Transcribe all the entries word for word, omitting any pictures they contain.

(Part of a data file)
____________________

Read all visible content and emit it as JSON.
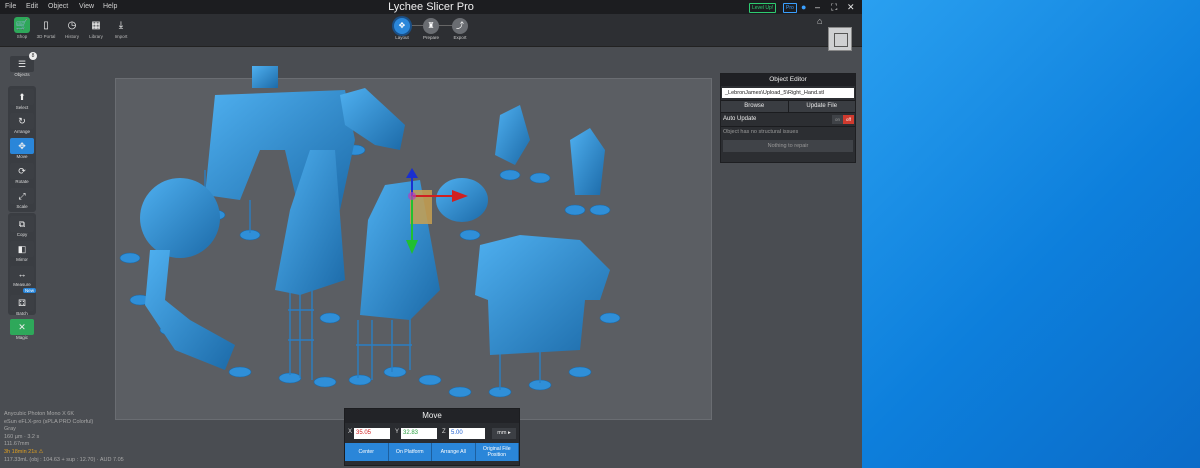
{
  "app": {
    "title": "Lychee Slicer Pro",
    "menu": [
      "File",
      "Edit",
      "Object",
      "View",
      "Help"
    ],
    "badges": [
      {
        "label": "Level Up!",
        "color": "#2ecc71"
      },
      {
        "label": "Pro",
        "color": "#3aa0ff"
      }
    ],
    "window_controls": [
      "–",
      "⛶",
      "✕"
    ]
  },
  "toolbar": {
    "left_tools": [
      {
        "label": "Shop",
        "icon": "cart-icon",
        "glyph": "🛒",
        "active": true
      },
      {
        "label": "3D Portal",
        "icon": "phone-icon",
        "glyph": "▯",
        "active": false
      },
      {
        "label": "History",
        "icon": "history-icon",
        "glyph": "◷",
        "active": false
      },
      {
        "label": "Library",
        "icon": "library-icon",
        "glyph": "▦",
        "active": false
      },
      {
        "label": "Import",
        "icon": "import-icon",
        "glyph": "⤓",
        "active": false
      }
    ],
    "workflow": [
      {
        "label": "Layout",
        "icon": "layout-icon",
        "glyph": "✥",
        "active": true
      },
      {
        "label": "Prepare",
        "icon": "prepare-icon",
        "glyph": "♜",
        "active": false
      },
      {
        "label": "Export",
        "icon": "export-icon",
        "glyph": "⤴",
        "active": false
      }
    ]
  },
  "left_panel": {
    "objects": {
      "label": "Objects",
      "count": "8",
      "icon": "list-icon"
    },
    "tools": [
      {
        "label": "Select",
        "icon": "cursor-icon",
        "glyph": "⬆",
        "state": "normal"
      },
      {
        "label": "Arrange",
        "icon": "arrange-icon",
        "glyph": "↻",
        "state": "normal"
      },
      {
        "label": "Move",
        "icon": "move-icon",
        "glyph": "✥",
        "state": "selected"
      },
      {
        "label": "Rotate",
        "icon": "rotate-icon",
        "glyph": "⟳",
        "state": "normal"
      },
      {
        "label": "Scale",
        "icon": "scale-icon",
        "glyph": "⤢",
        "state": "normal"
      },
      {
        "label": "Copy",
        "icon": "copy-icon",
        "glyph": "⧉",
        "state": "normal"
      },
      {
        "label": "Mirror",
        "icon": "mirror-icon",
        "glyph": "◧",
        "state": "normal"
      },
      {
        "label": "Measure",
        "icon": "measure-icon",
        "glyph": "↔",
        "state": "normal"
      },
      {
        "label": "Batch",
        "icon": "batch-icon",
        "glyph": "⚃",
        "state": "normal"
      },
      {
        "label": "Magic",
        "icon": "magic-icon",
        "glyph": "✕",
        "state": "green"
      }
    ],
    "new_badge": "New"
  },
  "object_editor": {
    "title": "Object Editor",
    "file": "_LebronJames\\Upload_5\\Right_Hand.stl",
    "browse": "Browse",
    "update_file": "Update File",
    "auto_update": "Auto Update",
    "toggle_on": "on",
    "toggle_off": "off",
    "message": "Object has no structural issues",
    "repair": "Nothing to repair"
  },
  "move_panel": {
    "title": "Move",
    "x_label": "X",
    "x": "35.05",
    "y_label": "Y",
    "y": "32.83",
    "z_label": "Z",
    "z": "5.00",
    "unit": "mm ▸",
    "actions": [
      "Center",
      "On Platform",
      "Arrange All",
      "Original File Position"
    ]
  },
  "stats": [
    "Anycubic Photon Mono X 6K",
    "eSun eFLX-pro (sPLA PRO Colorful)",
    "Gray",
    "160 µm · 3.2 s",
    "111.67mm",
    "3h 18min 21s ⚠",
    "117.33mL (obj : 104.63 + sup : 12.70) · AUD 7.05"
  ],
  "colors": {
    "accent": "#2a86d9",
    "green": "#2ea85a",
    "model": "#2f8fd8",
    "model_dark": "#1c6aa8",
    "desktop": "#1e8fe6"
  }
}
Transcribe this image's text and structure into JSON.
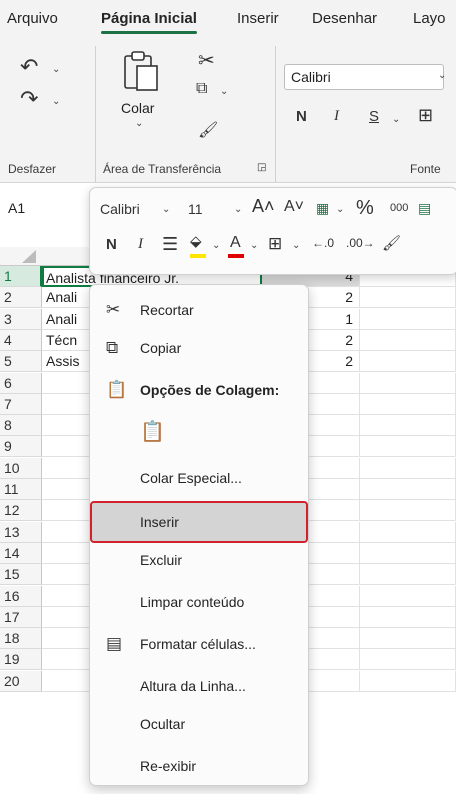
{
  "tabs": [
    "Arquivo",
    "Página Inicial",
    "Inserir",
    "Desenhar",
    "Layo"
  ],
  "ribbon": {
    "undo_group": "Desfazer",
    "clipboard_group": "Área de Transferência",
    "paste_label": "Colar",
    "font_group": "Fonte",
    "font_name": "Calibri",
    "bold": "N",
    "italic": "I",
    "underline": "S"
  },
  "name_box": "A1",
  "mini_toolbar": {
    "font_name": "Calibri",
    "font_size": "11",
    "bold": "N",
    "italic": "I",
    "percent": "%",
    "thousands": "000"
  },
  "rows": [
    "1",
    "2",
    "3",
    "4",
    "5",
    "6",
    "7",
    "8",
    "9",
    "10",
    "11",
    "12",
    "13",
    "14",
    "15",
    "16",
    "17",
    "18",
    "19",
    "20"
  ],
  "cells": [
    {
      "a": "Analista financeiro Jr.",
      "b": "4"
    },
    {
      "a": "Anali",
      "b": "2"
    },
    {
      "a": "Anali",
      "b": "1"
    },
    {
      "a": "Técn",
      "b": "2"
    },
    {
      "a": "Assis",
      "b": "2"
    }
  ],
  "context_menu": {
    "cut": "Recortar",
    "copy": "Copiar",
    "paste_options": "Opções de Colagem:",
    "paste_special": "Colar Especial...",
    "insert": "Inserir",
    "delete": "Excluir",
    "clear": "Limpar conteúdo",
    "format_cells": "Formatar células...",
    "row_height": "Altura da Linha...",
    "hide": "Ocultar",
    "unhide": "Re-exibir"
  },
  "colors": {
    "accent": "#107c41",
    "highlight_border": "#d1212b",
    "font_color": "#e00000",
    "fill_color": "#ffe600"
  }
}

____________________

Result below:
Read all visible content and emit it as JSON.
{
  "app": {
    "title": "Lychee Slicer Pro",
    "menu": [
      "File",
      "Edit",
      "Object",
      "View",
      "Help"
    ],
    "badges": [
      {
        "label": "Level Up!",
        "color": "#2ecc71"
      },
      {
        "label": "Pro",
        "color": "#3aa0ff"
      }
    ],
    "window_controls": [
      "–",
      "⛶",
      "✕"
    ]
  },
  "toolbar": {
    "left_tools": [
      {
        "label": "Shop",
        "icon": "cart-icon",
        "glyph": "🛒",
        "active": true
      },
      {
        "label": "3D Portal",
        "icon": "phone-icon",
        "glyph": "▯",
        "active": false
      },
      {
        "label": "History",
        "icon": "history-icon",
        "glyph": "◷",
        "active": false
      },
      {
        "label": "Library",
        "icon": "library-icon",
        "glyph": "▦",
        "active": false
      },
      {
        "label": "Import",
        "icon": "import-icon",
        "glyph": "⤓",
        "active": false
      }
    ],
    "workflow": [
      {
        "label": "Layout",
        "icon": "layout-icon",
        "glyph": "✥",
        "active": true
      },
      {
        "label": "Prepare",
        "icon": "prepare-icon",
        "glyph": "♜",
        "active": false
      },
      {
        "label": "Export",
        "icon": "export-icon",
        "glyph": "⤴",
        "active": false
      }
    ]
  },
  "left_panel": {
    "objects": {
      "label": "Objects",
      "count": "8",
      "icon": "list-icon"
    },
    "tools": [
      {
        "label": "Select",
        "icon": "cursor-icon",
        "glyph": "⬆",
        "state": "normal"
      },
      {
        "label": "Arrange",
        "icon": "arrange-icon",
        "glyph": "↻",
        "state": "normal"
      },
      {
        "label": "Move",
        "icon": "move-icon",
        "glyph": "✥",
        "state": "selected"
      },
      {
        "label": "Rotate",
        "icon": "rotate-icon",
        "glyph": "⟳",
        "state": "normal"
      },
      {
        "label": "Scale",
        "icon": "scale-icon",
        "glyph": "⤢",
        "state": "normal"
      },
      {
        "label": "Copy",
        "icon": "copy-icon",
        "glyph": "⧉",
        "state": "normal"
      },
      {
        "label": "Mirror",
        "icon": "mirror-icon",
        "glyph": "◧",
        "state": "normal"
      },
      {
        "label": "Measure",
        "icon": "measure-icon",
        "glyph": "↔",
        "state": "normal"
      },
      {
        "label": "Batch",
        "icon": "batch-icon",
        "glyph": "⚃",
        "state": "normal"
      },
      {
        "label": "Magic",
        "icon": "magic-icon",
        "glyph": "✕",
        "state": "green"
      }
    ],
    "new_badge": "New"
  },
  "object_editor": {
    "title": "Object Editor",
    "file": "_LebronJames\\Upload_5\\Right_Hand.stl",
    "browse": "Browse",
    "update_file": "Update File",
    "auto_update": "Auto Update",
    "toggle_on": "on",
    "toggle_off": "off",
    "message": "Object has no structural issues",
    "repair": "Nothing to repair"
  },
  "move_panel": {
    "title": "Move",
    "x_label": "X",
    "x": "35.05",
    "y_label": "Y",
    "y": "32.83",
    "z_label": "Z",
    "z": "5.00",
    "unit": "mm ▸",
    "actions": [
      "Center",
      "On Platform",
      "Arrange All",
      "Original File Position"
    ]
  },
  "stats": [
    "Anycubic Photon Mono X 6K",
    "eSun eFLX-pro (sPLA PRO Colorful)",
    "Gray",
    "160 µm · 3.2 s",
    "111.67mm",
    "3h 18min 21s ⚠",
    "117.33mL (obj : 104.63 + sup : 12.70) · AUD 7.05"
  ],
  "colors": {
    "accent": "#2a86d9",
    "green": "#2ea85a",
    "model": "#2f8fd8",
    "model_dark": "#1c6aa8",
    "desktop": "#1e8fe6"
  }
}
Transcribe this image's text and structure into JSON.
{
  "tabs": [
    "Arquivo",
    "Página Inicial",
    "Inserir",
    "Desenhar",
    "Layo"
  ],
  "ribbon": {
    "undo_group": "Desfazer",
    "clipboard_group": "Área de Transferência",
    "paste_label": "Colar",
    "font_group": "Fonte",
    "font_name": "Calibri",
    "bold": "N",
    "italic": "I",
    "underline": "S"
  },
  "name_box": "A1",
  "mini_toolbar": {
    "font_name": "Calibri",
    "font_size": "11",
    "bold": "N",
    "italic": "I",
    "percent": "%",
    "thousands": "000"
  },
  "rows": [
    "1",
    "2",
    "3",
    "4",
    "5",
    "6",
    "7",
    "8",
    "9",
    "10",
    "11",
    "12",
    "13",
    "14",
    "15",
    "16",
    "17",
    "18",
    "19",
    "20"
  ],
  "cells": [
    {
      "a": "Analista financeiro Jr.",
      "b": "4"
    },
    {
      "a": "Anali",
      "b": "2"
    },
    {
      "a": "Anali",
      "b": "1"
    },
    {
      "a": "Técn",
      "b": "2"
    },
    {
      "a": "Assis",
      "b": "2"
    }
  ],
  "context_menu": {
    "cut": "Recortar",
    "copy": "Copiar",
    "paste_options": "Opções de Colagem:",
    "paste_special": "Colar Especial...",
    "insert": "Inserir",
    "delete": "Excluir",
    "clear": "Limpar conteúdo",
    "format_cells": "Formatar células...",
    "row_height": "Altura da Linha...",
    "hide": "Ocultar",
    "unhide": "Re-exibir"
  },
  "colors": {
    "accent": "#107c41",
    "highlight_border": "#d1212b",
    "font_color": "#e00000",
    "fill_color": "#ffe600"
  }
}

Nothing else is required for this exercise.